*Provided entries*:
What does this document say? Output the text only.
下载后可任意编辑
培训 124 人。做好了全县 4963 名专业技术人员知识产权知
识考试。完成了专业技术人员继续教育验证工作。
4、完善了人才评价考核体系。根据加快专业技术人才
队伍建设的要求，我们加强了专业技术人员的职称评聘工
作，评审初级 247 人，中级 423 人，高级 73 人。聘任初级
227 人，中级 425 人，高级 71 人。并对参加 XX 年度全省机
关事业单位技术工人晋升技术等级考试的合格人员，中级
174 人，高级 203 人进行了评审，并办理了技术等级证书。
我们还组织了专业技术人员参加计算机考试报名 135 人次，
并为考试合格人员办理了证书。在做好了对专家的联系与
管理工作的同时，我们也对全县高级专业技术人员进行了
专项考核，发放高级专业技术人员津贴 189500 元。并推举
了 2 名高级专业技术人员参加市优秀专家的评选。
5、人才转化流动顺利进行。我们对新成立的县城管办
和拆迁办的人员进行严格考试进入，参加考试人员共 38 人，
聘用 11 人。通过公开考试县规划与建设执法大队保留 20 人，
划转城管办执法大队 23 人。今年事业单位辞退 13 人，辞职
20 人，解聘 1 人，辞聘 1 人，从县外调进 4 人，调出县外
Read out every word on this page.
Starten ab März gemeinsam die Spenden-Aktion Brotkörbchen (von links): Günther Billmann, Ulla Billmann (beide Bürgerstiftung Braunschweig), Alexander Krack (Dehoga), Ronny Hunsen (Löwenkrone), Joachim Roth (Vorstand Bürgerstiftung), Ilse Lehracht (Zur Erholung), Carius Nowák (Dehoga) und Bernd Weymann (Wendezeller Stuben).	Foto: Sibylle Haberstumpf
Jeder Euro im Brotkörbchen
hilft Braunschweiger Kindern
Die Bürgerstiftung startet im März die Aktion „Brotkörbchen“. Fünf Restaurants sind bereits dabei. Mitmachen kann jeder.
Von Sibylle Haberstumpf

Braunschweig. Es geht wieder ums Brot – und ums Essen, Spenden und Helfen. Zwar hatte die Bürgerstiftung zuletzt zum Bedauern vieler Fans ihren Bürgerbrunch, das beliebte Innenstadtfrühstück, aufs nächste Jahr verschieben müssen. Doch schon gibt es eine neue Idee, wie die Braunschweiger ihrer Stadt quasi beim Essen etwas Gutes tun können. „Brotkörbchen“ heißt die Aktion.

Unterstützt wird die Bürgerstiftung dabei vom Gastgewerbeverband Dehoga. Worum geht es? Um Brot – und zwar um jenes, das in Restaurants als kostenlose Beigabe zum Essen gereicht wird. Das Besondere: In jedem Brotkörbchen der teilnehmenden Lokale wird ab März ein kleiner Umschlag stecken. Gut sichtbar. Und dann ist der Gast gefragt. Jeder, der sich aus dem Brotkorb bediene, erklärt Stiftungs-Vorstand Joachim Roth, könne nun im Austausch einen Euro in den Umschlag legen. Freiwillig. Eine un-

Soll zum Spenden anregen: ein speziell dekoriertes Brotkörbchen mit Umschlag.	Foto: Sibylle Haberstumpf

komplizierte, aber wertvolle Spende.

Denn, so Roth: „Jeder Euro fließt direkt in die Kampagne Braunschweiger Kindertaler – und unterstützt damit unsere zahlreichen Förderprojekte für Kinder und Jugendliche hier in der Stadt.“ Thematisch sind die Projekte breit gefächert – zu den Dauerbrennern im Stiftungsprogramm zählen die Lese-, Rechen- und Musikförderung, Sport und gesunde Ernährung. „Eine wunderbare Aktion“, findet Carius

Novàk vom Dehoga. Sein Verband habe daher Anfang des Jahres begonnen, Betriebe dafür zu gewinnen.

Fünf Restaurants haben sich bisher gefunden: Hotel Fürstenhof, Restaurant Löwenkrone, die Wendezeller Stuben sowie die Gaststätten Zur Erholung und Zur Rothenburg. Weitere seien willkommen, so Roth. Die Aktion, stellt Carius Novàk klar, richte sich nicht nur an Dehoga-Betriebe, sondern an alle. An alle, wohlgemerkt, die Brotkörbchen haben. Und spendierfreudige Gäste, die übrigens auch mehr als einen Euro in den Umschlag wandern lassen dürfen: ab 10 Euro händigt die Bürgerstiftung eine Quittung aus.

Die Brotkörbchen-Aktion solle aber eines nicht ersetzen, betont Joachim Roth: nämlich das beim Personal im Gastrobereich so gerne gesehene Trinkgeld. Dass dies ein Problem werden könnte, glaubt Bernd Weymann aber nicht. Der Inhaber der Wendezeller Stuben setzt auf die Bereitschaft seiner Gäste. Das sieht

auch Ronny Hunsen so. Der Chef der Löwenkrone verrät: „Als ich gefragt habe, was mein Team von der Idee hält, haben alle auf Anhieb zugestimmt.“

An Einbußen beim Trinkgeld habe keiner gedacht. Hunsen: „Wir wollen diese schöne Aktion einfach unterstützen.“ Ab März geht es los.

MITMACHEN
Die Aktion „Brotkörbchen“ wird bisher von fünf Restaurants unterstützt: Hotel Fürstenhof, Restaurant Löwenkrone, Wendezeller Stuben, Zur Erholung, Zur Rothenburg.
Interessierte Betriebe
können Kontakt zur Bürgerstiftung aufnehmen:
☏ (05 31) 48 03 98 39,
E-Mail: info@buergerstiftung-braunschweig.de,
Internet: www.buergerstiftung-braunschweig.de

*What to produce*:
Transcribe each entry precisely, missing none.

*Exercise output*:
What does this document say? Output the text only.
下载后可任意编辑
培训 124 人。做好了全县 4963 名专业技术人员知识产权知
识考试。完成了专业技术人员继续教育验证工作。
4、完善了人才评价考核体系。根据加快专业技术人才
队伍建设的要求，我们加强了专业技术人员的职称评聘工
作，评审初级 247 人，中级 423 人，高级 73 人。聘任初级
227 人，中级 425 人，高级 71 人。并对参加 XX 年度全省机
关事业单位技术工人晋升技术等级考试的合格人员，中级
174 人，高级 203 人进行了评审，并办理了技术等级证书。
我们还组织了专业技术人员参加计算机考试报名 135 人次，
并为考试合格人员办理了证书。在做好了对专家的联系与
管理工作的同时，我们也对全县高级专业技术人员进行了
专项考核，发放高级专业技术人员津贴 189500 元。并推举
了 2 名高级专业技术人员参加市优秀专家的评选。
5、人才转化流动顺利进行。我们对新成立的县城管办
和拆迁办的人员进行严格考试进入，参加考试人员共 38 人，
聘用 11 人。通过公开考试县规划与建设执法大队保留 20 人，
划转城管办执法大队 23 人。今年事业单位辞退 13 人，辞职
20 人，解聘 1 人，辞聘 1 人，从县外调进 4 人，调出县外
Read out every word on this page.
Starten ab März gemeinsam die Spenden-Aktion Brotkörbchen (von links): Günther Billmann, Ulla Billmann (beide Bürgerstiftung Braunschweig), Alexander Krack (Dehoga), Ronny Hunsen (Löwenkrone), Joachim Roth (Vorstand Bürgerstiftung), Ilse Lehracht (Zur Erholung), Carius Nowák (Dehoga) und Bernd Weymann (Wendezeller Stuben).	Foto: Sibylle Haberstumpf
Jeder Euro im Brotkörbchen
hilft Braunschweiger Kindern
Die Bürgerstiftung startet im März die Aktion „Brotkörbchen“. Fünf Restaurants sind bereits dabei. Mitmachen kann jeder.
Von Sibylle Haberstumpf

Braunschweig. Es geht wieder ums Brot – und ums Essen, Spenden und Helfen. Zwar hatte die Bürgerstiftung zuletzt zum Bedauern vieler Fans ihren Bürgerbrunch, das beliebte Innenstadtfrühstück, aufs nächste Jahr verschieben müssen. Doch schon gibt es eine neue Idee, wie die Braunschweiger ihrer Stadt quasi beim Essen etwas Gutes tun können. „Brotkörbchen“ heißt die Aktion.

Unterstützt wird die Bürgerstiftung dabei vom Gastgewerbeverband Dehoga. Worum geht es? Um Brot – und zwar um jenes, das in Restaurants als kostenlose Beigabe zum Essen gereicht wird. Das Besondere: In jedem Brotkörbchen der teilnehmenden Lokale wird ab März ein kleiner Umschlag stecken. Gut sichtbar. Und dann ist der Gast gefragt. Jeder, der sich aus dem Brotkorb bediene, erklärt Stiftungs-Vorstand Joachim Roth, könne nun im Austausch einen Euro in den Umschlag legen. Freiwillig. Eine un-

Soll zum Spenden anregen: ein speziell dekoriertes Brotkörbchen mit Umschlag.	Foto: Sibylle Haberstumpf

komplizierte, aber wertvolle Spende.

Denn, so Roth: „Jeder Euro fließt direkt in die Kampagne Braunschweiger Kindertaler – und unterstützt damit unsere zahlreichen Förderprojekte für Kinder und Jugendliche hier in der Stadt.“ Thematisch sind die Projekte breit gefächert – zu den Dauerbrennern im Stiftungsprogramm zählen die Lese-, Rechen- und Musikförderung, Sport und gesunde Ernährung. „Eine wunderbare Aktion“, findet Carius

Novàk vom Dehoga. Sein Verband habe daher Anfang des Jahres begonnen, Betriebe dafür zu gewinnen.

Fünf Restaurants haben sich bisher gefunden: Hotel Fürstenhof, Restaurant Löwenkrone, die Wendezeller Stuben sowie die Gaststätten Zur Erholung und Zur Rothenburg. Weitere seien willkommen, so Roth. Die Aktion, stellt Carius Novàk klar, richte sich nicht nur an Dehoga-Betriebe, sondern an alle. An alle, wohlgemerkt, die Brotkörbchen haben. Und spendierfreudige Gäste, die übrigens auch mehr als einen Euro in den Umschlag wandern lassen dürfen: ab 10 Euro händigt die Bürgerstiftung eine Quittung aus.

Die Brotkörbchen-Aktion solle aber eines nicht ersetzen, betont Joachim Roth: nämlich das beim Personal im Gastrobereich so gerne gesehene Trinkgeld. Dass dies ein Problem werden könnte, glaubt Bernd Weymann aber nicht. Der Inhaber der Wendezeller Stuben setzt auf die Bereitschaft seiner Gäste. Das sieht

auch Ronny Hunsen so. Der Chef der Löwenkrone verrät: „Als ich gefragt habe, was mein Team von der Idee hält, haben alle auf Anhieb zugestimmt.“

An Einbußen beim Trinkgeld habe keiner gedacht. Hunsen: „Wir wollen diese schöne Aktion einfach unterstützen.“ Ab März geht es los.

MITMACHEN
Die Aktion „Brotkörbchen“ wird bisher von fünf Restaurants unterstützt: Hotel Fürstenhof, Restaurant Löwenkrone, Wendezeller Stuben, Zur Erholung, Zur Rothenburg.
Interessierte Betriebe
können Kontakt zur Bürgerstiftung aufnehmen:
☏ (05 31) 48 03 98 39,
E-Mail: info@buergerstiftung-braunschweig.de,
Internet: www.buergerstiftung-braunschweig.de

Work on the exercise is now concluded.